─── Data excerpts ───
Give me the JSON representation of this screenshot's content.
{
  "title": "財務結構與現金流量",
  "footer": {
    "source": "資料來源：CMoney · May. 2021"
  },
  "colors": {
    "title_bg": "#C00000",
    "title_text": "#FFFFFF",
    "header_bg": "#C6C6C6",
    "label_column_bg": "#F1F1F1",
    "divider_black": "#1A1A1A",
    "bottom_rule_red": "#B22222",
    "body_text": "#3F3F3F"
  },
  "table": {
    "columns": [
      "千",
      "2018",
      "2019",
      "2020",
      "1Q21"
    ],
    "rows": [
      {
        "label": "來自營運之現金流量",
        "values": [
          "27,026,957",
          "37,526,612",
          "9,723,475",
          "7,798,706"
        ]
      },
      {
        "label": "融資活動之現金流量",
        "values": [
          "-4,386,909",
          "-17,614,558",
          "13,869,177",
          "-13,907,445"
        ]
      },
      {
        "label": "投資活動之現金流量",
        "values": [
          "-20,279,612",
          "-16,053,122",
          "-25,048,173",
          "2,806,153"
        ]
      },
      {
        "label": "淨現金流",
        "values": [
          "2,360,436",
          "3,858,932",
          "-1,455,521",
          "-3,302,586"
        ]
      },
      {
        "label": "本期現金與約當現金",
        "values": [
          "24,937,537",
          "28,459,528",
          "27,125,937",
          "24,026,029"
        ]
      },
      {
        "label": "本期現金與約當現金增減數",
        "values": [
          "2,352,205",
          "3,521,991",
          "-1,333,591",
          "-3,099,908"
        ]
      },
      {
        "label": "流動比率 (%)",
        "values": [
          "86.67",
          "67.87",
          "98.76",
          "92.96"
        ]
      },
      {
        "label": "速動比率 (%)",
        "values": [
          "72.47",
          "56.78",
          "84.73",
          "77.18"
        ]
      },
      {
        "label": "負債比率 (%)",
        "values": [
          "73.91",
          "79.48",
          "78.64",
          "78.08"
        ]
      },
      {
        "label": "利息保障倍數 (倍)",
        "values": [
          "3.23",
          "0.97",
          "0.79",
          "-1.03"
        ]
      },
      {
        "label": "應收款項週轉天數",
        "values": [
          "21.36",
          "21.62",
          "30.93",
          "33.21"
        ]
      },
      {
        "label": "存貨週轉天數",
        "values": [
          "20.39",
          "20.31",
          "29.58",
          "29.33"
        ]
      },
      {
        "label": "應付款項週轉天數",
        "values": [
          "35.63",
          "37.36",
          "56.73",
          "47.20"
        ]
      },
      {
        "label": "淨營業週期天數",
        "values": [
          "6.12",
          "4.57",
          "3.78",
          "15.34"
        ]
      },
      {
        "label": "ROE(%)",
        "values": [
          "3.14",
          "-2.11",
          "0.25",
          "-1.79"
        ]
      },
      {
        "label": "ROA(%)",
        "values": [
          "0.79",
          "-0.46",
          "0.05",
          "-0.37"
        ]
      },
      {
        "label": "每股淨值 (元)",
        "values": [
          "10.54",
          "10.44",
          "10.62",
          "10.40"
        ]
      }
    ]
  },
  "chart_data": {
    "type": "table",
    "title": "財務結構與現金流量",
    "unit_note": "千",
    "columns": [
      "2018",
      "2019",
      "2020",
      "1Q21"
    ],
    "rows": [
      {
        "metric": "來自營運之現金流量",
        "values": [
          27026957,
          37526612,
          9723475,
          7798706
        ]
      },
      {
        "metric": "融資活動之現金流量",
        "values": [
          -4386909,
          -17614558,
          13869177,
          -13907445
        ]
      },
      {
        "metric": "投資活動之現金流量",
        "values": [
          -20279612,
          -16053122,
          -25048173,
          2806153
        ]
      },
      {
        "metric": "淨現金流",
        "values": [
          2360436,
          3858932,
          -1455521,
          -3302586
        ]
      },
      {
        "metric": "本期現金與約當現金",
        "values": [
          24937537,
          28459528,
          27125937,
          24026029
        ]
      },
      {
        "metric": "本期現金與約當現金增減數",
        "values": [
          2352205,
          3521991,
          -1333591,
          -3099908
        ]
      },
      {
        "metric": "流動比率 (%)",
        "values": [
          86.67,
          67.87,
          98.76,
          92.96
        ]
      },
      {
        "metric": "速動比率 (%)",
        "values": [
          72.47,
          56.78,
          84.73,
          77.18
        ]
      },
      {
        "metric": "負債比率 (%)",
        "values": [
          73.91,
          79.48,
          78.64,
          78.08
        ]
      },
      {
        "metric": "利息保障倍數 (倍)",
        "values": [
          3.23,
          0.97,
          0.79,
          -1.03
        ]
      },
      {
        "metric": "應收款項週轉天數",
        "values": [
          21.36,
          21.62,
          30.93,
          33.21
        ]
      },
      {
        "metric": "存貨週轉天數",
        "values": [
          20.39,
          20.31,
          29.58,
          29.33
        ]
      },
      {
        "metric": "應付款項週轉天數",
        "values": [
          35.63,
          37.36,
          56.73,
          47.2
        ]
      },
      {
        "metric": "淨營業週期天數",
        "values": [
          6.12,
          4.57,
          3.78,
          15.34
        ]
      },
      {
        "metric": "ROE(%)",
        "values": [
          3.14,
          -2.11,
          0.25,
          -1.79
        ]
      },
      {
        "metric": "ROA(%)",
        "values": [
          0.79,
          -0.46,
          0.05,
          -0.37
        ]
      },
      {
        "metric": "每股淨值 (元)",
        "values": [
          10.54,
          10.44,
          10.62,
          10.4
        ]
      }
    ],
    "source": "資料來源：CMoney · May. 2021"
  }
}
───
Goal :: Return the full listing, character for character.

Completed task ::
Give me the JSON representation of this screenshot's content.
{
  "title": "財務結構與現金流量",
  "footer": {
    "source": "資料來源：CMoney · May. 2021"
  },
  "colors": {
    "title_bg": "#C00000",
    "title_text": "#FFFFFF",
    "header_bg": "#C6C6C6",
    "label_column_bg": "#F1F1F1",
    "divider_black": "#1A1A1A",
    "bottom_rule_red": "#B22222",
    "body_text": "#3F3F3F"
  },
  "table": {
    "columns": [
      "千",
      "2018",
      "2019",
      "2020",
      "1Q21"
    ],
    "rows": [
      {
        "label": "來自營運之現金流量",
        "values": [
          "27,026,957",
          "37,526,612",
          "9,723,475",
          "7,798,706"
        ]
      },
      {
        "label": "融資活動之現金流量",
        "values": [
          "-4,386,909",
          "-17,614,558",
          "13,869,177",
          "-13,907,445"
        ]
      },
      {
        "label": "投資活動之現金流量",
        "values": [
          "-20,279,612",
          "-16,053,122",
          "-25,048,173",
          "2,806,153"
        ]
      },
      {
        "label": "淨現金流",
        "values": [
          "2,360,436",
          "3,858,932",
          "-1,455,521",
          "-3,302,586"
        ]
      },
      {
        "label": "本期現金與約當現金",
        "values": [
          "24,937,537",
          "28,459,528",
          "27,125,937",
          "24,026,029"
        ]
      },
      {
        "label": "本期現金與約當現金增減數",
        "values": [
          "2,352,205",
          "3,521,991",
          "-1,333,591",
          "-3,099,908"
        ]
      },
      {
        "label": "流動比率 (%)",
        "values": [
          "86.67",
          "67.87",
          "98.76",
          "92.96"
        ]
      },
      {
        "label": "速動比率 (%)",
        "values": [
          "72.47",
          "56.78",
          "84.73",
          "77.18"
        ]
      },
      {
        "label": "負債比率 (%)",
        "values": [
          "73.91",
          "79.48",
          "78.64",
          "78.08"
        ]
      },
      {
        "label": "利息保障倍數 (倍)",
        "values": [
          "3.23",
          "0.97",
          "0.79",
          "-1.03"
        ]
      },
      {
        "label": "應收款項週轉天數",
        "values": [
          "21.36",
          "21.62",
          "30.93",
          "33.21"
        ]
      },
      {
        "label": "存貨週轉天數",
        "values": [
          "20.39",
          "20.31",
          "29.58",
          "29.33"
        ]
      },
      {
        "label": "應付款項週轉天數",
        "values": [
          "35.63",
          "37.36",
          "56.73",
          "47.20"
        ]
      },
      {
        "label": "淨營業週期天數",
        "values": [
          "6.12",
          "4.57",
          "3.78",
          "15.34"
        ]
      },
      {
        "label": "ROE(%)",
        "values": [
          "3.14",
          "-2.11",
          "0.25",
          "-1.79"
        ]
      },
      {
        "label": "ROA(%)",
        "values": [
          "0.79",
          "-0.46",
          "0.05",
          "-0.37"
        ]
      },
      {
        "label": "每股淨值 (元)",
        "values": [
          "10.54",
          "10.44",
          "10.62",
          "10.40"
        ]
      }
    ]
  },
  "chart_data": {
    "type": "table",
    "title": "財務結構與現金流量",
    "unit_note": "千",
    "columns": [
      "2018",
      "2019",
      "2020",
      "1Q21"
    ],
    "rows": [
      {
        "metric": "來自營運之現金流量",
        "values": [
          27026957,
          37526612,
          9723475,
          7798706
        ]
      },
      {
        "metric": "融資活動之現金流量",
        "values": [
          -4386909,
          -17614558,
          13869177,
          -13907445
        ]
      },
      {
        "metric": "投資活動之現金流量",
        "values": [
          -20279612,
          -16053122,
          -25048173,
          2806153
        ]
      },
      {
        "metric": "淨現金流",
        "values": [
          2360436,
          3858932,
          -1455521,
          -3302586
        ]
      },
      {
        "metric": "本期現金與約當現金",
        "values": [
          24937537,
          28459528,
          27125937,
          24026029
        ]
      },
      {
        "metric": "本期現金與約當現金增減數",
        "values": [
          2352205,
          3521991,
          -1333591,
          -3099908
        ]
      },
      {
        "metric": "流動比率 (%)",
        "values": [
          86.67,
          67.87,
          98.76,
          92.96
        ]
      },
      {
        "metric": "速動比率 (%)",
        "values": [
          72.47,
          56.78,
          84.73,
          77.18
        ]
      },
      {
        "metric": "負債比率 (%)",
        "values": [
          73.91,
          79.48,
          78.64,
          78.08
        ]
      },
      {
        "metric": "利息保障倍數 (倍)",
        "values": [
          3.23,
          0.97,
          0.79,
          -1.03
        ]
      },
      {
        "metric": "應收款項週轉天數",
        "values": [
          21.36,
          21.62,
          30.93,
          33.21
        ]
      },
      {
        "metric": "存貨週轉天數",
        "values": [
          20.39,
          20.31,
          29.58,
          29.33
        ]
      },
      {
        "metric": "應付款項週轉天數",
        "values": [
          35.63,
          37.36,
          56.73,
          47.2
        ]
      },
      {
        "metric": "淨營業週期天數",
        "values": [
          6.12,
          4.57,
          3.78,
          15.34
        ]
      },
      {
        "metric": "ROE(%)",
        "values": [
          3.14,
          -2.11,
          0.25,
          -1.79
        ]
      },
      {
        "metric": "ROA(%)",
        "values": [
          0.79,
          -0.46,
          0.05,
          -0.37
        ]
      },
      {
        "metric": "每股淨值 (元)",
        "values": [
          10.54,
          10.44,
          10.62,
          10.4
        ]
      }
    ],
    "source": "資料來源：CMoney · May. 2021"
  }
}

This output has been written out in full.